***** MATERIAL TO PROCESS *****

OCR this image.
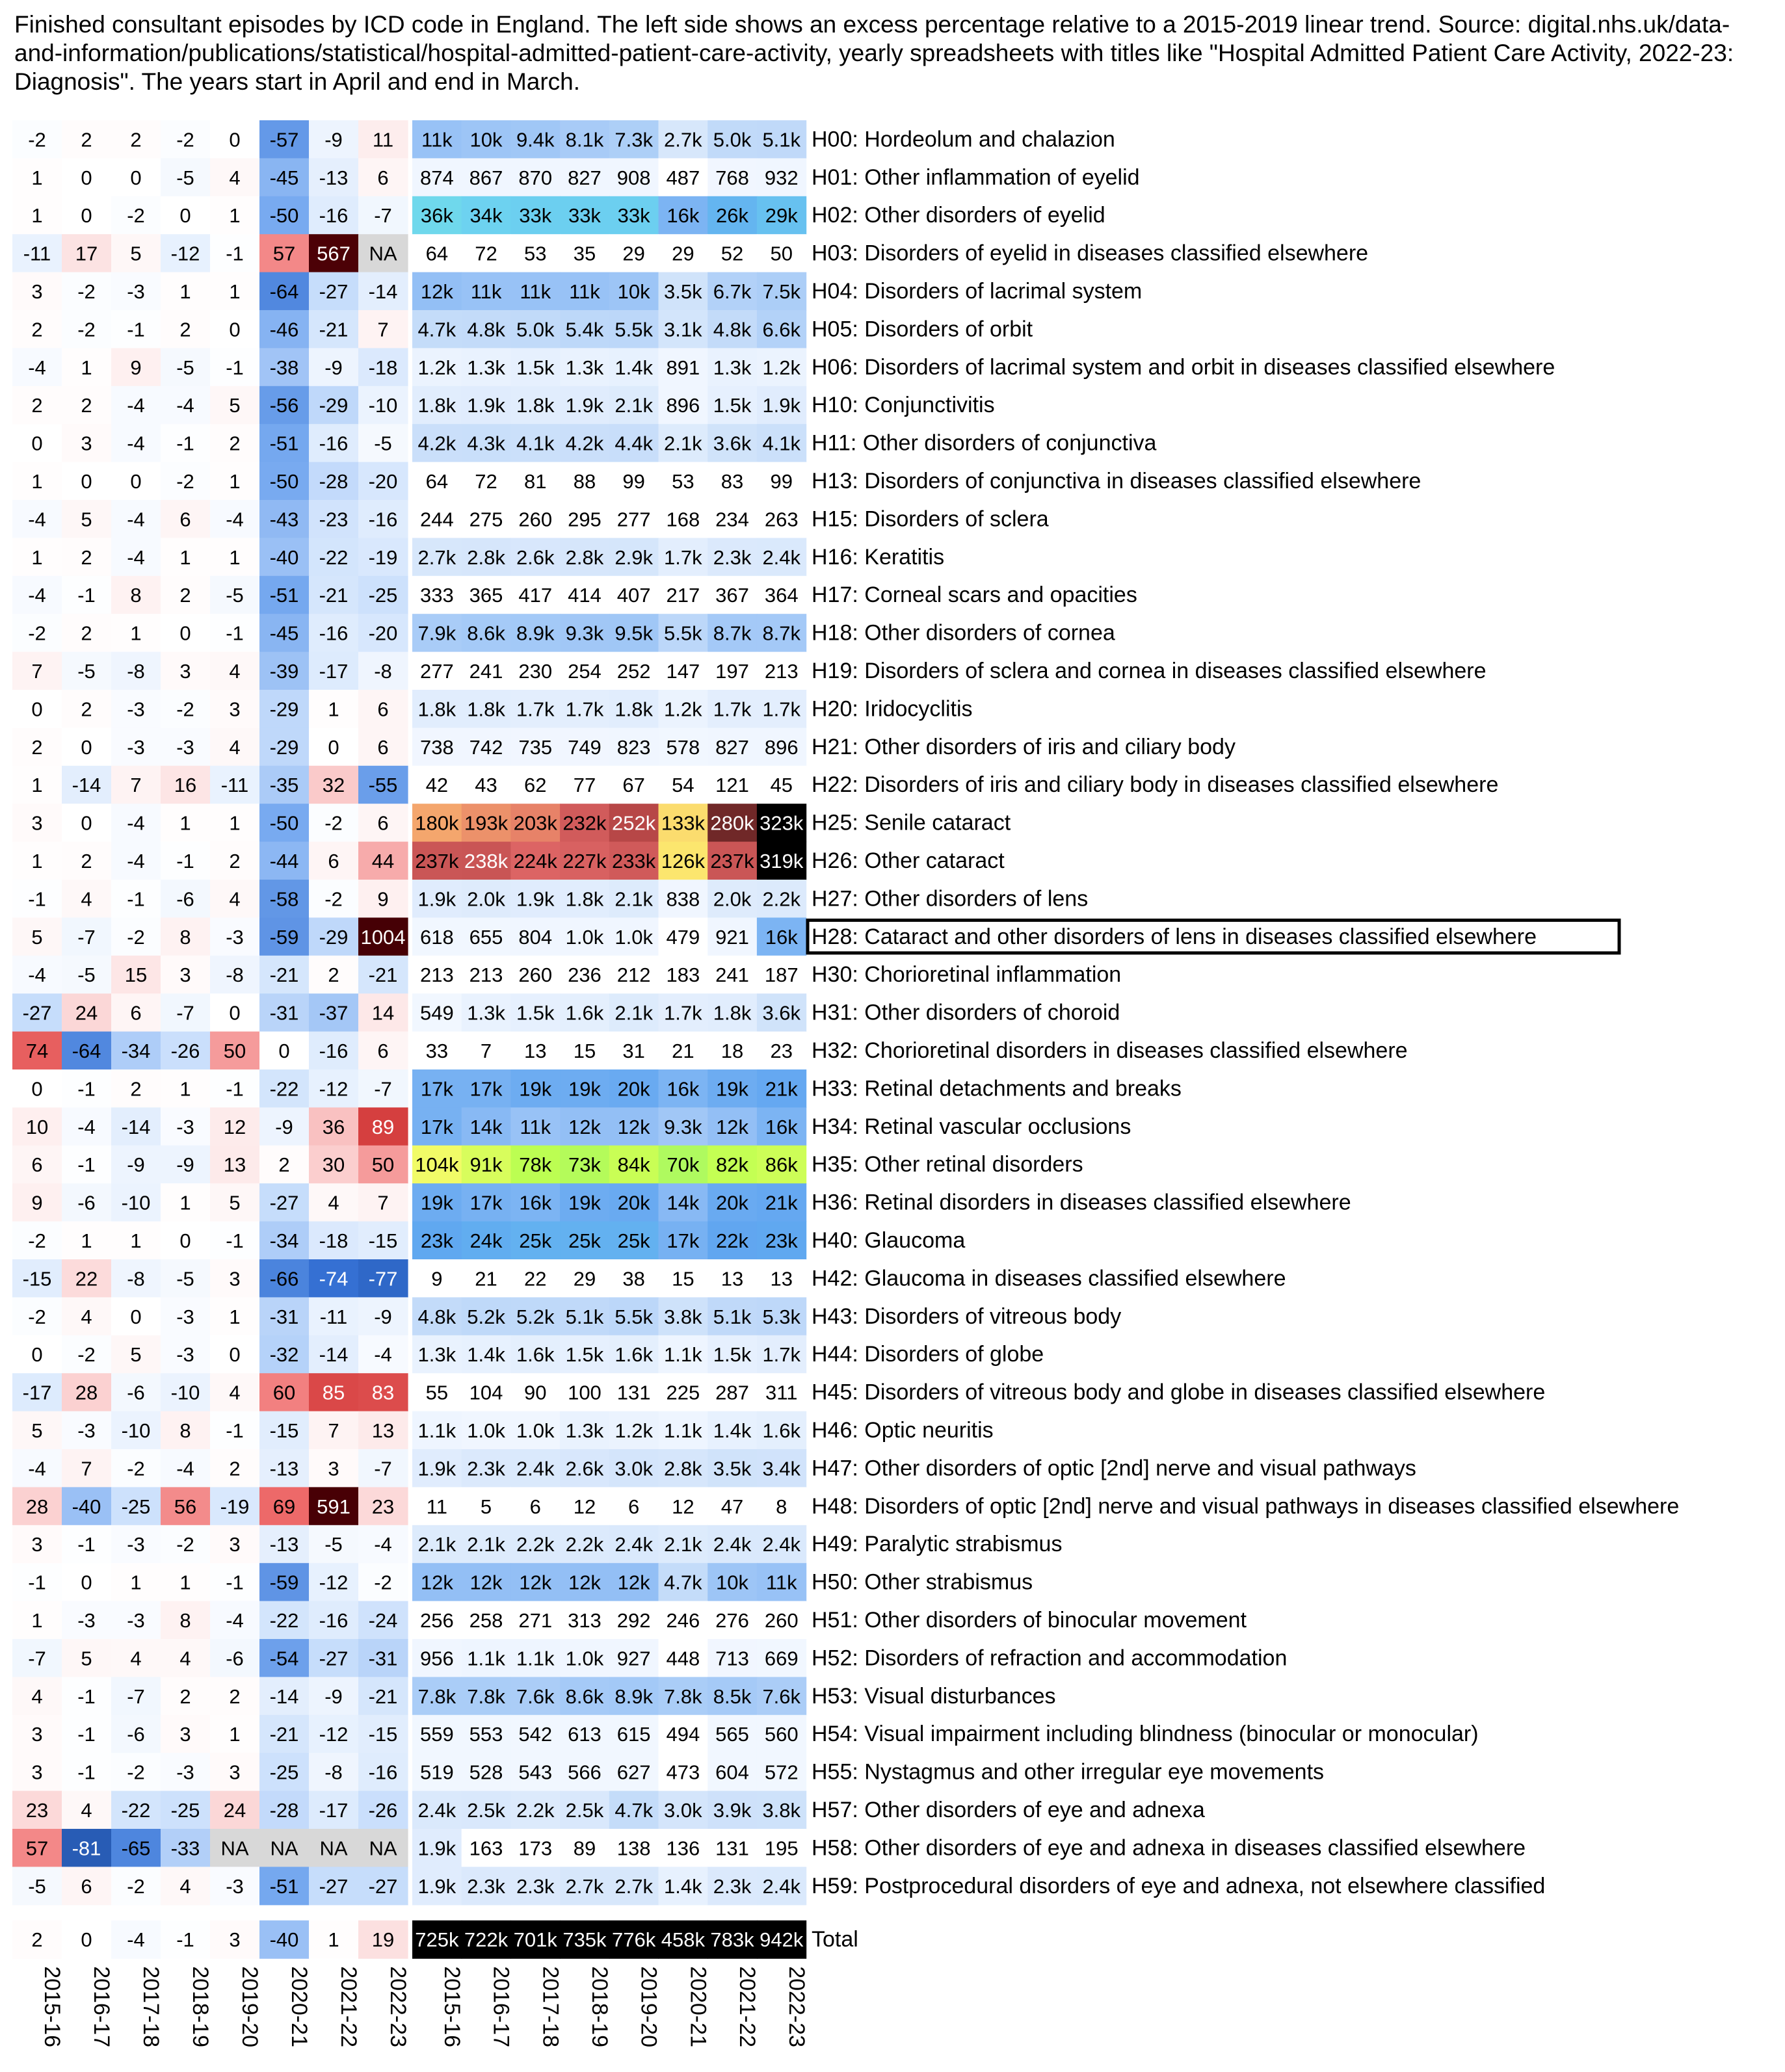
Finished consultant episodes by ICD code in England. The left side shows an excess percentage relative to a 2015-2019 linear trend. Source: digital.nhs.uk/data-and-information/publications/statistical/hospital-admitted-patient-care-activity, yearly spreadsheets with titles like "Hospital Admitted Patient Care Activity, 2022-23: Diagnosis". The years start in April and end in March.
-2 2 2 -2 0 -57 -9 11 11k 10k 9.4k 8.1k 7.3k 2.7k 5.0k 5.1k H00: Hordeolum and chalazion
1 0 0 -5 4 -45 -13 6 874 867 870 827 908 487 768 932 H01: Other inflammation of eyelid
1 0 -2 0 1 -50 -16 -7 36k 34k 33k 33k 33k 16k 26k 29k H02: Other disorders of eyelid
-11 17 5 -12 -1 57 567 NA 64 72 53 35 29 29 52 50 H03: Disorders of eyelid in diseases classified elsewhere
3 -2 -3 1 1 -64 -27 -14 12k 11k 11k 11k 10k 3.5k 6.7k 7.5k H04: Disorders of lacrimal system
2 -2 -1 2 0 -46 -21 7 4.7k 4.8k 5.0k 5.4k 5.5k 3.1k 4.8k 6.6k H05: Disorders of orbit
-4 1 9 -5 -1 -38 -9 -18 1.2k 1.3k 1.5k 1.3k 1.4k 891 1.3k 1.2k H06: Disorders of lacrimal system and orbit in diseases classified elsewhere
2 2 -4 -4 5 -56 -29 -10 1.8k 1.9k 1.8k 1.9k 2.1k 896 1.5k 1.9k H10: Conjunctivitis
0 3 -4 -1 2 -51 -16 -5 4.2k 4.3k 4.1k 4.2k 4.4k 2.1k 3.6k 4.1k H11: Other disorders of conjunctiva
1 0 0 -2 1 -50 -28 -20 64 72 81 88 99 53 83 99 H13: Disorders of conjunctiva in diseases classified elsewhere
-4 5 -4 6 -4 -43 -23 -16 244 275 260 295 277 168 234 263 H15: Disorders of sclera
1 2 -4 1 1 -40 -22 -19 2.7k 2.8k 2.6k 2.8k 2.9k 1.7k 2.3k 2.4k H16: Keratitis
-4 -1 8 2 -5 -51 -21 -25 333 365 417 414 407 217 367 364 H17: Corneal scars and opacities
-2 2 1 0 -1 -45 -16 -20 7.9k 8.6k 8.9k 9.3k 9.5k 5.5k 8.7k 8.7k H18: Other disorders of cornea
7 -5 -8 3 4 -39 -17 -8 277 241 230 254 252 147 197 213 H19: Disorders of sclera and cornea in diseases classified elsewhere
0 2 -3 -2 3 -29 1 6 1.8k 1.8k 1.7k 1.7k 1.8k 1.2k 1.7k 1.7k H20: Iridocyclitis
2 0 -3 -3 4 -29 0 6 738 742 735 749 823 578 827 896 H21: Other disorders of iris and ciliary body
1 -14 7 16 -11 -35 32 -55 42 43 62 77 67 54 121 45 H22: Disorders of iris and ciliary body in diseases classified elsewhere
3 0 -4 1 1 -50 -2 6 180k 193k 203k 232k 252k 133k 280k 323k H25: Senile cataract
1 2 -4 -1 2 -44 6 44 237k 238k 224k 227k 233k 126k 237k 319k H26: Other cataract
-1 4 -1 -6 4 -58 -2 9 1.9k 2.0k 1.9k 1.8k 2.1k 838 2.0k 2.2k H27: Other disorders of lens
5 -7 -2 8 -3 -59 -29 1004 618 655 804 1.0k 1.0k 479 921 16k H28: Cataract and other disorders of lens in diseases classified elsewhere
-4 -5 15 3 -8 -21 2 -21 213 213 260 236 212 183 241 187 H30: Chorioretinal inflammation
-27 24 6 -7 0 -31 -37 14 549 1.3k 1.5k 1.6k 2.1k 1.7k 1.8k 3.6k H31: Other disorders of choroid
74 -64 -34 -26 50 0 -16 6 33 7 13 15 31 21 18 23 H32: Chorioretinal disorders in diseases classified elsewhere
0 -1 2 1 -1 -22 -12 -7 17k 17k 19k 19k 20k 16k 19k 21k H33: Retinal detachments and breaks
10 -4 -14 -3 12 -9 36 89 17k 14k 11k 12k 12k 9.3k 12k 16k H34: Retinal vascular occlusions
6 -1 -9 -9 13 2 30 50 104k 91k 78k 73k 84k 70k 82k 86k H35: Other retinal disorders
9 -6 -10 1 5 -27 4 7 19k 17k 16k 19k 20k 14k 20k 21k H36: Retinal disorders in diseases classified elsewhere
-2 1 1 0 -1 -34 -18 -15 23k 24k 25k 25k 25k 17k 22k 23k H40: Glaucoma
-15 22 -8 -5 3 -66 -74 -77 9 21 22 29 38 15 13 13 H42: Glaucoma in diseases classified elsewhere
-2 4 0 -3 1 -31 -11 -9 4.8k 5.2k 5.2k 5.1k 5.5k 3.8k 5.1k 5.3k H43: Disorders of vitreous body
0 -2 5 -3 0 -32 -14 -4 1.3k 1.4k 1.6k 1.5k 1.6k 1.1k 1.5k 1.7k H44: Disorders of globe
-17 28 -6 -10 4 60 85 83 55 104 90 100 131 225 287 311 H45: Disorders of vitreous body and globe in diseases classified elsewhere
5 -3 -10 8 -1 -15 7 13 1.1k 1.0k 1.0k 1.3k 1.2k 1.1k 1.4k 1.6k H46: Optic neuritis
-4 7 -2 -4 2 -13 3 -7 1.9k 2.3k 2.4k 2.6k 3.0k 2.8k 3.5k 3.4k H47: Other disorders of optic [2nd] nerve and visual pathways
28 -40 -25 56 -19 69 591 23 11 5 6 12 6 12 47 8 H48: Disorders of optic [2nd] nerve and visual pathways in diseases classified elsewhere
3 -1 -3 -2 3 -13 -5 -4 2.1k 2.1k 2.2k 2.2k 2.4k 2.1k 2.4k 2.4k H49: Paralytic strabismus
-1 0 1 1 -1 -59 -12 -2 12k 12k 12k 12k 12k 4.7k 10k 11k H50: Other strabismus
1 -3 -3 8 -4 -22 -16 -24 256 258 271 313 292 246 276 260 H51: Other disorders of binocular movement
-7 5 4 4 -6 -54 -27 -31 956 1.1k 1.1k 1.0k 927 448 713 669 H52: Disorders of refraction and accommodation
4 -1 -7 2 2 -14 -9 -21 7.8k 7.8k 7.6k 8.6k 8.9k 7.8k 8.5k 7.6k H53: Visual disturbances
3 -1 -6 3 1 -21 -12 -15 559 553 542 613 615 494 565 560 H54: Visual impairment including blindness (binocular or monocular)
3 -1 -2 -3 3 -25 -8 -16 519 528 543 566 627 473 604 572 H55: Nystagmus and other irregular eye movements
23 4 -22 -25 24 -28 -17 -26 2.4k 2.5k 2.2k 2.5k 4.7k 3.0k 3.9k 3.8k H57: Other disorders of eye and adnexa
57 -81 -65 -33 NA NA NA NA 1.9k 163 173 89 138 136 131 195 H58: Other disorders of eye and adnexa in diseases classified elsewhere
-5 6 -2 4 -3 -51 -27 -27 1.9k 2.3k 2.3k 2.7k 2.7k 1.4k 2.3k 2.4k H59: Postprocedural disorders of eye and adnexa, not elsewhere classified
2 0 -4 -1 3 -40 1 19 725k 722k 701k 735k 776k 458k 783k 942k Total
2015-16 2016-17 2017-18 2018-19 2019-20 2020-21 2021-22 2022-23 2015-16 2016-17 2017-18 2018-19 2019-20 2020-21 2021-22 2022-23
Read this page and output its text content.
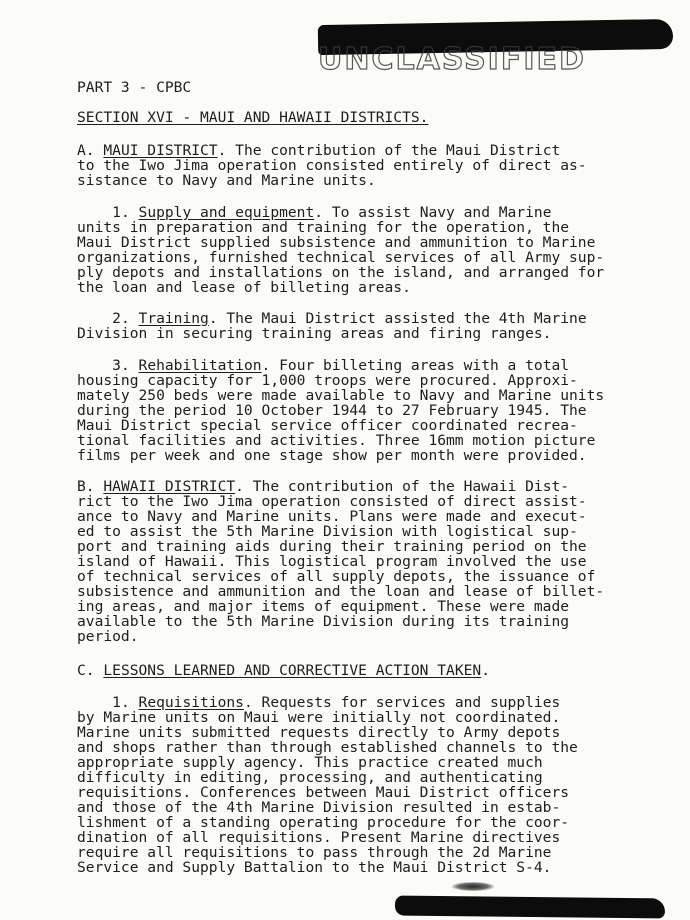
UNCLASSIFIED
PART 3 - CPBC
SECTION XVI - MAUI AND HAWAII DISTRICTS.
A. MAUI DISTRICT. The contribution of the Maui District
to the Iwo Jima operation consisted entirely of direct as-
sistance to Navy and Marine units.
1. Supply and equipment. To assist Navy and Marine
units in preparation and training for the operation, the
Maui District supplied subsistence and ammunition to Marine
organizations, furnished technical services of all Army sup-
ply depots and installations on the island, and arranged for
the loan and lease of billeting areas.
2. Training. The Maui District assisted the 4th Marine
Division in securing training areas and firing ranges.
3. Rehabilitation. Four billeting areas with a total
housing capacity for 1,000 troops were procured. Approxi-
mately 250 beds were made available to Navy and Marine units
during the period 10 October 1944 to 27 February 1945. The
Maui District special service officer coordinated recrea-
tional facilities and activities. Three 16mm motion picture
films per week and one stage show per month were provided.
B. HAWAII DISTRICT. The contribution of the Hawaii Dist-
rict to the Iwo Jima operation consisted of direct assist-
ance to Navy and Marine units. Plans were made and execut-
ed to assist the 5th Marine Division with logistical sup-
port and training aids during their training period on the
island of Hawaii. This logistical program involved the use
of technical services of all supply depots, the issuance of
subsistence and ammunition and the loan and lease of billet-
ing areas, and major items of equipment. These were made
available to the 5th Marine Division during its training
period.
C. LESSONS LEARNED AND CORRECTIVE ACTION TAKEN.
1. Requisitions. Requests for services and supplies
by Marine units on Maui were initially not coordinated.
Marine units submitted requests directly to Army depots
and shops rather than through established channels to the
appropriate supply agency. This practice created much
difficulty in editing, processing, and authenticating
requisitions. Conferences between Maui District officers
and those of the 4th Marine Division resulted in estab-
lishment of a standing operating procedure for the coor-
dination of all requisitions. Present Marine directives
require all requisitions to pass through the 2d Marine
Service and Supply Battalion to the Maui District S-4.
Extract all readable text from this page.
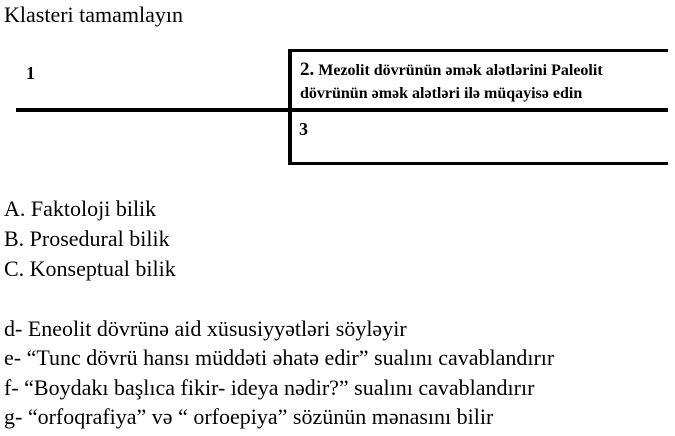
Klasteri tamamlayın
1	2. Mezolit dövrünün əmək alətlərini Paleolit dövrünün əmək alətləri ilə müqayisə edin
3
A. Faktoloji bilik
B. Prosedural bilik
C. Konseptual bilik
d- Eneolit dövrünə aid xüsusiyyətləri söyləyir
e- “Tunc dövrü hansı müddəti əhatə edir” sualını cavablandırır
f- “Boydakı başlıca fikir- ideya nədir?” sualını cavablandırır
g- “orfoqrafiya” və “ orfoepiya” sözünün mənasını bilir
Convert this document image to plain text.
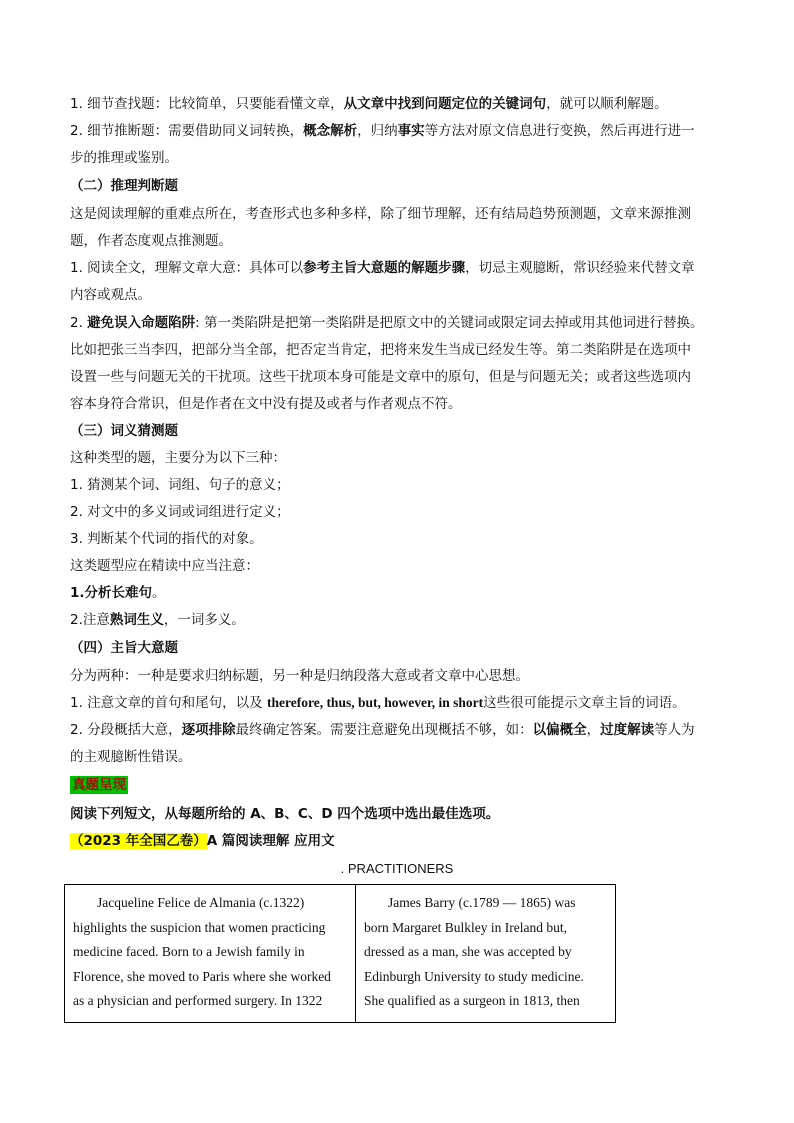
1. 细节查找题：比较简单，只要能看懂文章，从文章中找到问题定位的关键词句，就可以顺利解题。
2. 细节推断题：需要借助同义词转换，概念解析，归纳事实等方法对原文信息进行变换，然后再进行进一
步的推理或鉴别。
（二）推理判断题
这是阅读理解的重难点所在，考查形式也多种多样，除了细节理解，还有结局趋势预测题，文章来源推测
题，作者态度观点推测题。
1. 阅读全文，理解文章大意：具体可以参考主旨大意题的解题步骤，切忌主观臆断，常识经验来代替文章
内容或观点。
2. 避免误入命题陷阱: 第一类陷阱是把第一类陷阱是把原文中的关键词或限定词去掉或用其他词进行替换。
比如把张三当李四，把部分当全部，把否定当肯定，把将来发生当成已经发生等。第二类陷阱是在选项中
设置一些与问题无关的干扰项。这些干扰项本身可能是文章中的原句，但是与问题无关；或者这些选项内
容本身符合常识，但是作者在文中没有提及或者与作者观点不符。
（三）词义猜测题
这种类型的题，主要分为以下三种：
1. 猜测某个词、词组、句子的意义；
2. 对文中的多义词或词组进行定义；
3. 判断某个代词的指代的对象。
这类题型应在精读中应当注意：
1.分析长难句。
2.注意熟词生义，一词多义。
（四）主旨大意题
分为两种：一种是要求归纳标题，另一种是归纳段落大意或者文章中心思想。
1. 注意文章的首句和尾句，以及 therefore, thus, but, however, in short这些很可能提示文章主旨的词语。
2. 分段概括大意，逐项排除最终确定答案。需要注意避免出现概括不够，如：以偏概全，过度解读等人为
的主观臆断性错误。
真题呈现
阅读下列短文，从每题所给的 A、B、C、D 四个选项中选出最佳选项。
（2023 年全国乙卷）A 篇阅读理解 应用文
. PRACTITIONERS
Jacqueline Felice de Almania (c.1322)
highlights the suspicion that women practicing
medicine faced. Born to a Jewish family in
Florence, she moved to Paris where she worked
as a physician and performed surgery. In 1322

James Barry (c.1789 — 1865) was
born Margaret Bulkley in Ireland but,
dressed as a man, she was accepted by
Edinburgh University to study medicine.
She qualified as a surgeon in 1813, then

*****

Look through the records above and report how many lines hold the word "strabismus", giving only the number.

## SOLVED EXERCISE
2